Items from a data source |
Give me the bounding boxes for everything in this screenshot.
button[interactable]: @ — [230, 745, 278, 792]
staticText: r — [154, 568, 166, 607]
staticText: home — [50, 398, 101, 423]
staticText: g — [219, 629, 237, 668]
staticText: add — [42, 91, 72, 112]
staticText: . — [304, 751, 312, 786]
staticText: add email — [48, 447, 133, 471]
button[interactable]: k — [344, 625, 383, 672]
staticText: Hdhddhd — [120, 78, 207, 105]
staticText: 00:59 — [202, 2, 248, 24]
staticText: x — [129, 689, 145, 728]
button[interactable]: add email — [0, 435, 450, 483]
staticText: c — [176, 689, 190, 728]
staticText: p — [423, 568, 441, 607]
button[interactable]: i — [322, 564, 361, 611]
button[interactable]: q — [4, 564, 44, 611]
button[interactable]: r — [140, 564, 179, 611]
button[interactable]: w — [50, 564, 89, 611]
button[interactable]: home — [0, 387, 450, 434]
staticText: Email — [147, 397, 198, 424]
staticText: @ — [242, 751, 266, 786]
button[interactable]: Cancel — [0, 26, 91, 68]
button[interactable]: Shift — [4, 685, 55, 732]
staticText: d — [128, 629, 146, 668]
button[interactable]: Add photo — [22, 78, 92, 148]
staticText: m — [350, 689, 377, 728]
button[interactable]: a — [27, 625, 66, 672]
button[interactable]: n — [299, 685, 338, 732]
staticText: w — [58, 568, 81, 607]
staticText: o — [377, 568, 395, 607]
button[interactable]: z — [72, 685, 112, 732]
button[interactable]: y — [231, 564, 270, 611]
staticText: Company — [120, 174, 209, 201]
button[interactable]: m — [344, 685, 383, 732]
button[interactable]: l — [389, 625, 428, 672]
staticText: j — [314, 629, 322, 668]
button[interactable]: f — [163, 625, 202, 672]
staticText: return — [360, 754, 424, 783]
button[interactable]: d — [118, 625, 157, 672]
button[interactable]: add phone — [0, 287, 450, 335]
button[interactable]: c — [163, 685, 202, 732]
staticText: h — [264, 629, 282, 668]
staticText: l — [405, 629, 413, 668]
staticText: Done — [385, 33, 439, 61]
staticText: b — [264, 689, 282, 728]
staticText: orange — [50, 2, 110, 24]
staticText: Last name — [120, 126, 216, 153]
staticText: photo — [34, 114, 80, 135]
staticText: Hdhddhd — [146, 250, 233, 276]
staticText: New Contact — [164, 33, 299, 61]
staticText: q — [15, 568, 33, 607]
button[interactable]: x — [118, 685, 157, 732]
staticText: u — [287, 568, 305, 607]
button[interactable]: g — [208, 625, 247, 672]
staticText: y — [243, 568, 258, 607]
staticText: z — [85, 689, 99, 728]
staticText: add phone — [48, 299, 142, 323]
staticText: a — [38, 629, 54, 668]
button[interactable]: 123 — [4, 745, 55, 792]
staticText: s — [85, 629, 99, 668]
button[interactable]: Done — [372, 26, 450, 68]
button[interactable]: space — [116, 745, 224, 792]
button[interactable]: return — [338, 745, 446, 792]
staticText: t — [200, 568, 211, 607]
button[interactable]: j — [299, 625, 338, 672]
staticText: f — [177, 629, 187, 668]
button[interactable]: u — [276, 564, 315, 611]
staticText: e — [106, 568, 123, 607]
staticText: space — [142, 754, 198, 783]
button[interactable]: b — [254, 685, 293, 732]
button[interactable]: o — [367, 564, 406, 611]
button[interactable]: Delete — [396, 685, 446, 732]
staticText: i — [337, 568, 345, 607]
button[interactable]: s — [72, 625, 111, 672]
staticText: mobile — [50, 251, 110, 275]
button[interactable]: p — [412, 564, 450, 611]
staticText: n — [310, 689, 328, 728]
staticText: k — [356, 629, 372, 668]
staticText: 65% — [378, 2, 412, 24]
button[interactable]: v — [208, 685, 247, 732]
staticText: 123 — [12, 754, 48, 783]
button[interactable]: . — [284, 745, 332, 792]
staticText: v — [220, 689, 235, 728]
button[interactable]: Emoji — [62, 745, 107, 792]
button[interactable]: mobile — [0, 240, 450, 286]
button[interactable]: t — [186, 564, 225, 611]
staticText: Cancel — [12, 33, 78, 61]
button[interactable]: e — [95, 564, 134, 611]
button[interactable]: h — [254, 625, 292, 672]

SHORT PROBLEM | Can you copy every item above line for line, changing nothing?

THE ANSWER |
Give me the bounding boxes for everything in this screenshot.
button[interactable]: @ — [230, 745, 278, 792]
staticText: r — [154, 568, 166, 607]
staticText: home — [50, 398, 101, 423]
staticText: g — [219, 629, 237, 668]
staticText: add — [42, 91, 72, 112]
staticText: . — [304, 751, 312, 786]
staticText: add email — [48, 447, 133, 471]
button[interactable]: k — [344, 625, 383, 672]
staticText: Hdhddhd — [120, 78, 207, 105]
staticText: 00:59 — [202, 2, 248, 24]
staticText: x — [129, 689, 145, 728]
button[interactable]: add email — [0, 435, 450, 483]
staticText: c — [176, 689, 190, 728]
staticText: p — [423, 568, 441, 607]
button[interactable]: i — [322, 564, 361, 611]
button[interactable]: q — [4, 564, 44, 611]
button[interactable]: r — [140, 564, 179, 611]
button[interactable]: w — [50, 564, 89, 611]
button[interactable]: home — [0, 387, 450, 434]
staticText: Email — [147, 397, 198, 424]
staticText: @ — [242, 751, 266, 786]
button[interactable]: Cancel — [0, 26, 91, 68]
button[interactable]: Shift — [4, 685, 55, 732]
staticText: d — [128, 629, 146, 668]
button[interactable]: Add photo — [22, 78, 92, 148]
staticText: m — [350, 689, 377, 728]
button[interactable]: a — [27, 625, 66, 672]
button[interactable]: n — [299, 685, 338, 732]
staticText: w — [58, 568, 81, 607]
staticText: o — [377, 568, 395, 607]
button[interactable]: z — [72, 685, 112, 732]
button[interactable]: y — [231, 564, 270, 611]
staticText: Company — [120, 174, 209, 201]
button[interactable]: m — [344, 685, 383, 732]
button[interactable]: l — [389, 625, 428, 672]
staticText: j — [314, 629, 322, 668]
button[interactable]: f — [163, 625, 202, 672]
staticText: return — [360, 754, 424, 783]
button[interactable]: d — [118, 625, 157, 672]
button[interactable]: add phone — [0, 287, 450, 335]
button[interactable]: c — [163, 685, 202, 732]
staticText: h — [264, 629, 282, 668]
staticText: l — [405, 629, 413, 668]
staticText: Done — [385, 33, 439, 61]
staticText: b — [264, 689, 282, 728]
staticText: orange — [50, 2, 110, 24]
staticText: Last name — [120, 126, 216, 153]
staticText: photo — [34, 114, 80, 135]
staticText: Hdhddhd — [146, 250, 233, 276]
staticText: New Contact — [164, 33, 299, 61]
staticText: q — [15, 568, 33, 607]
button[interactable]: x — [118, 685, 157, 732]
staticText: u — [287, 568, 305, 607]
button[interactable]: g — [208, 625, 247, 672]
staticText: y — [243, 568, 258, 607]
staticText: z — [85, 689, 99, 728]
staticText: add phone — [48, 299, 142, 323]
staticText: a — [38, 629, 54, 668]
button[interactable]: 123 — [4, 745, 55, 792]
staticText: s — [85, 629, 99, 668]
button[interactable]: Done — [372, 26, 450, 68]
button[interactable]: space — [116, 745, 224, 792]
button[interactable]: return — [338, 745, 446, 792]
staticText: t — [200, 568, 211, 607]
button[interactable]: j — [299, 625, 338, 672]
staticText: f — [177, 629, 187, 668]
button[interactable]: u — [276, 564, 315, 611]
staticText: e — [106, 568, 123, 607]
staticText: space — [142, 754, 198, 783]
button[interactable]: b — [254, 685, 293, 732]
button[interactable]: o — [367, 564, 406, 611]
button[interactable]: Delete — [396, 685, 446, 732]
staticText: i — [337, 568, 345, 607]
button[interactable]: s — [72, 625, 111, 672]
staticText: mobile — [50, 251, 110, 275]
button[interactable]: p — [412, 564, 450, 611]
staticText: n — [310, 689, 328, 728]
staticText: k — [356, 629, 372, 668]
staticText: 65% — [378, 2, 412, 24]
button[interactable]: v — [208, 685, 247, 732]
staticText: 123 — [12, 754, 48, 783]
button[interactable]: . — [284, 745, 332, 792]
staticText: v — [220, 689, 235, 728]
button[interactable]: Emoji — [62, 745, 107, 792]
button[interactable]: mobile — [0, 240, 450, 286]
button[interactable]: t — [186, 564, 225, 611]
staticText: Cancel — [12, 33, 78, 61]
button[interactable]: e — [95, 564, 134, 611]
button[interactable]: h — [254, 625, 292, 672]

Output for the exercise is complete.